(Bounding box annotations)
** begin **
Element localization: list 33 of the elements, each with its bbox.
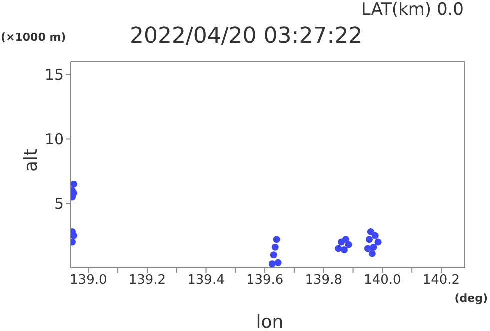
point — [268, 260, 276, 268]
x-axis-title: lon — [255, 312, 285, 331]
point — [374, 238, 382, 246]
text: (×1000 m) — [1, 31, 66, 44]
point — [274, 259, 282, 266]
point — [372, 232, 379, 240]
point — [273, 236, 280, 244]
text: (deg) — [454, 292, 488, 305]
y-tick-label: 5 — [54, 194, 64, 213]
point — [71, 180, 78, 188]
point — [366, 236, 373, 244]
point — [364, 245, 372, 252]
y-axis-title: alt — [21, 148, 42, 172]
y-tick-label: 10 — [44, 130, 64, 149]
chart-title: 2022/04/20 03:27:22 — [130, 24, 363, 49]
x-tick-label: 139.6 — [246, 273, 284, 288]
x-tick-label: 139.4 — [188, 273, 225, 288]
x-tick-label: 140.2 — [422, 273, 460, 288]
point — [340, 246, 348, 254]
text: LAT(km) 0.0 — [361, 0, 464, 20]
x-tick-label: 139.2 — [128, 273, 166, 288]
point — [272, 244, 279, 251]
point — [270, 252, 278, 259]
point — [345, 241, 352, 248]
point — [342, 236, 350, 244]
x-tick-label: 139.8 — [305, 273, 342, 288]
y-tick-label: 15 — [44, 66, 64, 84]
point — [367, 228, 374, 236]
x-tick-label: 139.0 — [70, 273, 108, 288]
point — [368, 250, 376, 258]
x-tick-label: 140.0 — [364, 273, 402, 288]
point — [335, 245, 342, 252]
point — [370, 244, 378, 251]
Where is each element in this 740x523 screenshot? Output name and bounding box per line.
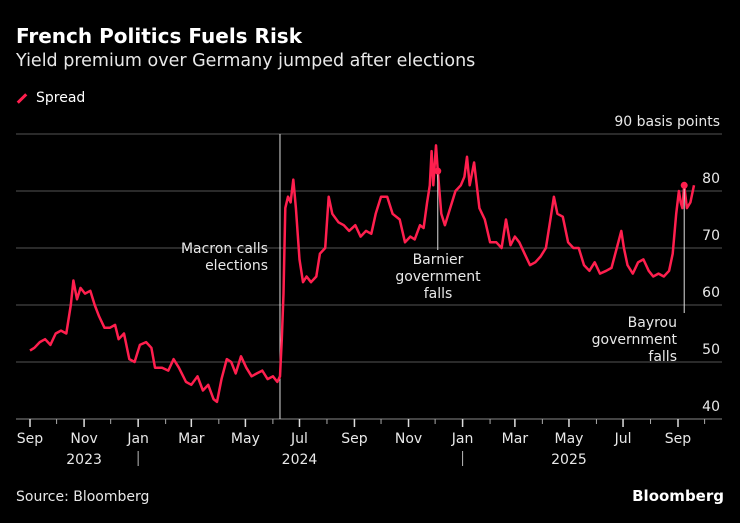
year-label: 2024 xyxy=(282,452,318,468)
x-tick-label: Nov xyxy=(395,431,422,447)
annotation-label-macron: elections xyxy=(205,258,268,274)
x-tick-label: Sep xyxy=(341,431,368,447)
annotation-label-macron: Macron calls xyxy=(181,241,268,257)
annotation-marker-barnier xyxy=(434,167,442,175)
x-tick-label: Sep xyxy=(665,431,692,447)
x-tick-label: May xyxy=(554,431,583,447)
x-tick-label: Mar xyxy=(502,431,529,447)
year-label: 2023 xyxy=(66,452,102,468)
legend-label: Spread xyxy=(36,90,86,106)
chart-title: French Politics Fuels Risk xyxy=(16,24,303,48)
y-tick-label: 40 xyxy=(702,399,720,415)
y-tick-label: 60 xyxy=(702,285,720,301)
y-tick-label: 80 xyxy=(702,171,720,187)
x-tick-label: Jul xyxy=(614,431,632,447)
annotation-marker-bayrou xyxy=(680,181,688,189)
legend: Spread xyxy=(16,90,85,106)
year-label: 2025 xyxy=(551,452,587,468)
x-tick-label: Mar xyxy=(178,431,205,447)
y-tick-label: 90 basis points xyxy=(614,114,720,130)
annotation-label-bayrou: Bayrou xyxy=(628,315,677,331)
chart-subtitle: Yield premium over Germany jumped after … xyxy=(16,51,476,71)
series-line-spread xyxy=(29,144,696,404)
x-tick-label: Jan xyxy=(451,431,474,447)
x-tick-label: Jul xyxy=(290,431,308,447)
source-note: Source: Bloomberg xyxy=(16,489,150,505)
x-tick-label: Nov xyxy=(70,431,97,447)
x-tick-label: Sep xyxy=(17,431,44,447)
annotation-label-bayrou: government xyxy=(592,332,678,348)
x-tick-label: Jan xyxy=(126,431,149,447)
y-tick-label: 70 xyxy=(702,228,720,244)
annotation-label-bayrou: falls xyxy=(648,349,677,365)
brand-logo: Bloomberg xyxy=(632,487,724,505)
x-tick-label: May xyxy=(231,431,260,447)
y-tick-label: 50 xyxy=(702,342,720,358)
annotation-label-barnier: Barnier xyxy=(413,252,464,268)
annotation-label-barnier: government xyxy=(395,269,481,285)
annotation-label-barnier: falls xyxy=(424,286,453,302)
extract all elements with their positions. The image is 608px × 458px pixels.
** end **
◆ Short task: Copy every item above verbatim, omitting the pictures.

◆ The completed task:
Element localization: list 33 of the elements, each with its bbox.
point — [268, 260, 276, 268]
x-axis-title: lon — [255, 312, 285, 331]
point — [374, 238, 382, 246]
text: (×1000 m) — [1, 31, 66, 44]
point — [274, 259, 282, 266]
point — [372, 232, 379, 240]
point — [273, 236, 280, 244]
text: (deg) — [454, 292, 488, 305]
y-tick-label: 5 — [54, 194, 64, 213]
point — [71, 180, 78, 188]
point — [366, 236, 373, 244]
point — [364, 245, 372, 252]
y-axis-title: alt — [21, 148, 42, 172]
y-tick-label: 10 — [44, 130, 64, 149]
chart-title: 2022/04/20 03:27:22 — [130, 24, 363, 49]
x-tick-label: 139.6 — [246, 273, 284, 288]
x-tick-label: 139.4 — [188, 273, 225, 288]
x-tick-label: 140.2 — [422, 273, 460, 288]
point — [340, 246, 348, 254]
text: LAT(km) 0.0 — [361, 0, 464, 20]
x-tick-label: 139.2 — [128, 273, 166, 288]
point — [272, 244, 279, 251]
point — [270, 252, 278, 259]
point — [345, 241, 352, 248]
point — [342, 236, 350, 244]
x-tick-label: 139.8 — [305, 273, 342, 288]
y-tick-label: 15 — [44, 66, 64, 84]
point — [367, 228, 374, 236]
x-tick-label: 139.0 — [70, 273, 108, 288]
point — [368, 250, 376, 258]
x-tick-label: 140.0 — [364, 273, 402, 288]
point — [335, 245, 342, 252]
point — [370, 244, 378, 251]
Where is each element in this 740x523 screenshot? Output name and bounding box per line.
year-label: 2024 xyxy=(282,452,318,468)
x-tick-label: Nov xyxy=(395,431,422,447)
annotation-label-macron: elections xyxy=(205,258,268,274)
x-tick-label: Sep xyxy=(341,431,368,447)
annotation-label-macron: Macron calls xyxy=(181,241,268,257)
annotation-marker-barnier xyxy=(434,167,442,175)
x-tick-label: Sep xyxy=(665,431,692,447)
x-tick-label: May xyxy=(554,431,583,447)
x-tick-label: Mar xyxy=(502,431,529,447)
year-label: 2023 xyxy=(66,452,102,468)
legend-label: Spread xyxy=(36,90,86,106)
chart-title: French Politics Fuels Risk xyxy=(16,24,303,48)
y-tick-label: 40 xyxy=(702,399,720,415)
y-tick-label: 60 xyxy=(702,285,720,301)
y-tick-label: 80 xyxy=(702,171,720,187)
x-tick-label: Jul xyxy=(614,431,632,447)
annotation-marker-bayrou xyxy=(680,181,688,189)
legend: Spread xyxy=(16,90,85,106)
year-label: 2025 xyxy=(551,452,587,468)
x-tick-label: Mar xyxy=(178,431,205,447)
y-tick-label: 90 basis points xyxy=(614,114,720,130)
annotation-label-bayrou: Bayrou xyxy=(628,315,677,331)
chart-subtitle: Yield premium over Germany jumped after … xyxy=(16,51,476,71)
series-line-spread xyxy=(29,144,696,404)
x-tick-label: Jan xyxy=(451,431,474,447)
x-tick-label: Jul xyxy=(290,431,308,447)
source-note: Source: Bloomberg xyxy=(16,489,150,505)
x-tick-label: Nov xyxy=(70,431,97,447)
x-tick-label: Sep xyxy=(17,431,44,447)
annotation-label-bayrou: government xyxy=(592,332,678,348)
x-tick-label: Jan xyxy=(126,431,149,447)
y-tick-label: 70 xyxy=(702,228,720,244)
annotation-label-bayrou: falls xyxy=(648,349,677,365)
brand-logo: Bloomberg xyxy=(632,487,724,505)
x-tick-label: May xyxy=(231,431,260,447)
y-tick-label: 50 xyxy=(702,342,720,358)
annotation-label-barnier: Barnier xyxy=(413,252,464,268)
annotation-label-barnier: government xyxy=(395,269,481,285)
annotation-label-barnier: falls xyxy=(424,286,453,302)
extract all elements with their positions. The image is 608px × 458px pixels.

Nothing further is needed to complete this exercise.